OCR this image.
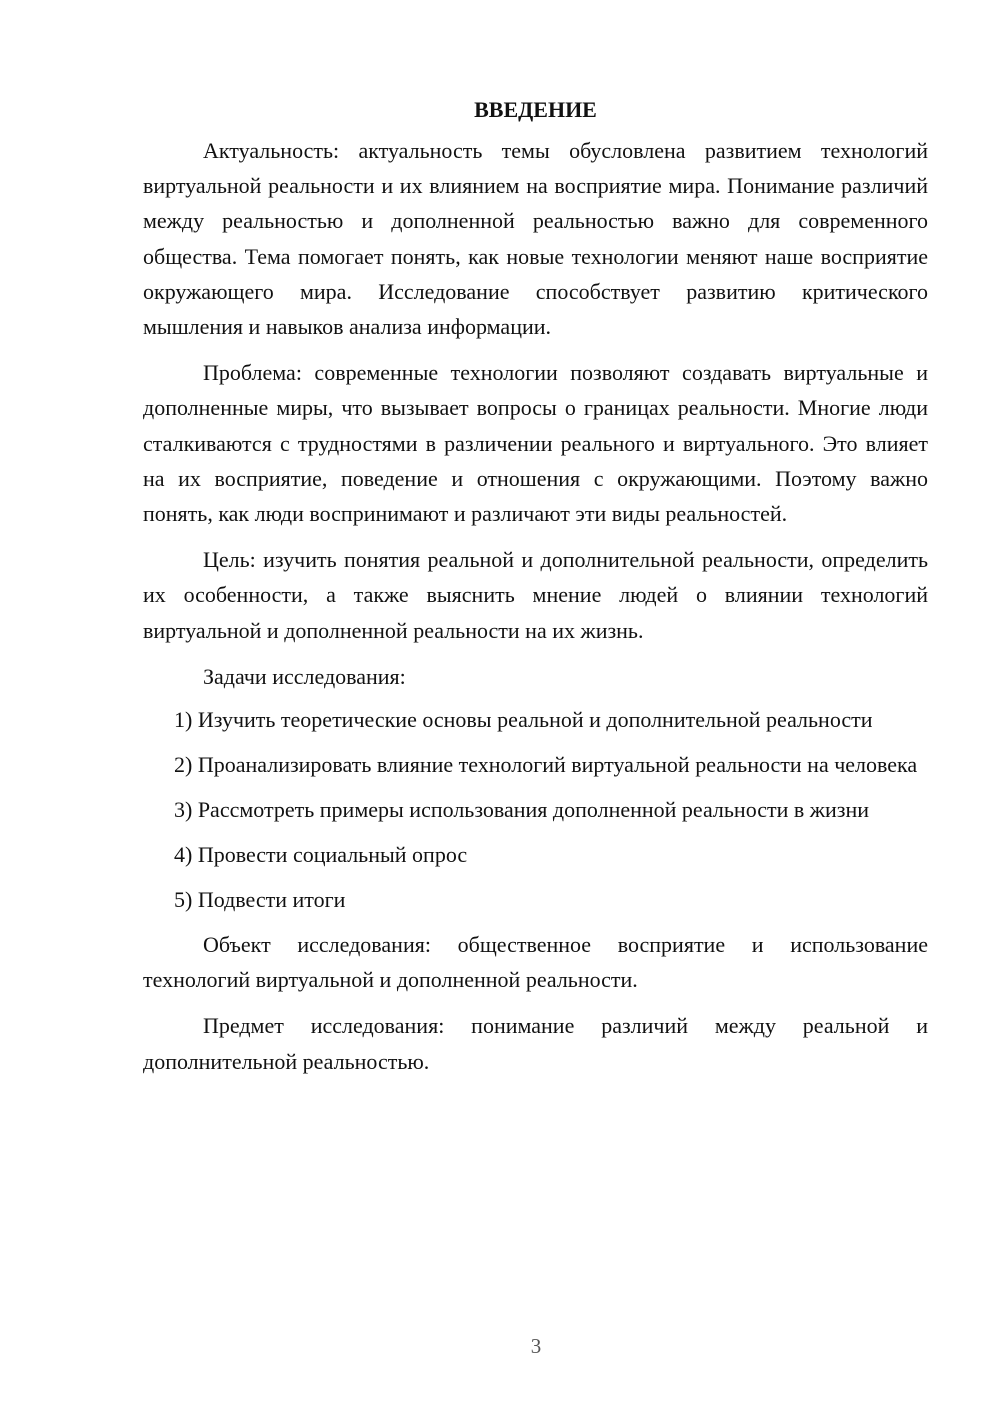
ВВЕДЕНИЕ

Актуальность: актуальность темы обусловлена развитием технологий виртуальной реальности и их влиянием на восприятие мира. Понимание различий между реальностью и дополненной реальностью важно для современного общества. Тема помогает понять, как новые технологии меняют наше восприятие окружающего мира. Исследование способствует развитию критического мышления и навыков анализа информации.

Проблема: современные технологии позволяют создавать виртуальные и дополненные миры, что вызывает вопросы о границах реальности. Многие люди сталкиваются с трудностями в различении реального и виртуального. Это влияет на их восприятие, поведение и отношения с окружающими. Поэтому важно понять, как люди воспринимают и различают эти виды реальностей.

Цель: изучить понятия реальной и дополнительной реальности, определить их особенности, а также выяснить мнение людей о влиянии технологий виртуальной и дополненной реальности на их жизнь.

Задачи исследования:

1) Изучить теоретические основы реальной и дополнительной реальности

2) Проанализировать влияние технологий виртуальной реальности на человека

3) Рассмотреть примеры использования дополненной реальности в жизни

4) Провести социальный опрос

5) Подвести итоги

Объект исследования: общественное восприятие и использование технологий виртуальной и дополненной реальности.

Предмет исследования: понимание различий между реальной и дополнительной реальностью.

3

- - - - - - -

EXERCISE GOAL: Copy the records exactly as they appear, excluding images.

FULL RESPONSE:
OCR this image.
ВВЕДЕНИЕ

Актуальность: актуальность темы обусловлена развитием технологий виртуальной реальности и их влиянием на восприятие мира. Понимание различий между реальностью и дополненной реальностью важно для современного общества. Тема помогает понять, как новые технологии меняют наше восприятие окружающего мира. Исследование способствует развитию критического мышления и навыков анализа информации.

Проблема: современные технологии позволяют создавать виртуальные и дополненные миры, что вызывает вопросы о границах реальности. Многие люди сталкиваются с трудностями в различении реального и виртуального. Это влияет на их восприятие, поведение и отношения с окружающими. Поэтому важно понять, как люди воспринимают и различают эти виды реальностей.

Цель: изучить понятия реальной и дополнительной реальности, определить их особенности, а также выяснить мнение людей о влиянии технологий виртуальной и дополненной реальности на их жизнь.

Задачи исследования:

1) Изучить теоретические основы реальной и дополнительной реальности

2) Проанализировать влияние технологий виртуальной реальности на человека

3) Рассмотреть примеры использования дополненной реальности в жизни

4) Провести социальный опрос

5) Подвести итоги

Объект исследования: общественное восприятие и использование технологий виртуальной и дополненной реальности.

Предмет исследования: понимание различий между реальной и дополнительной реальностью.

3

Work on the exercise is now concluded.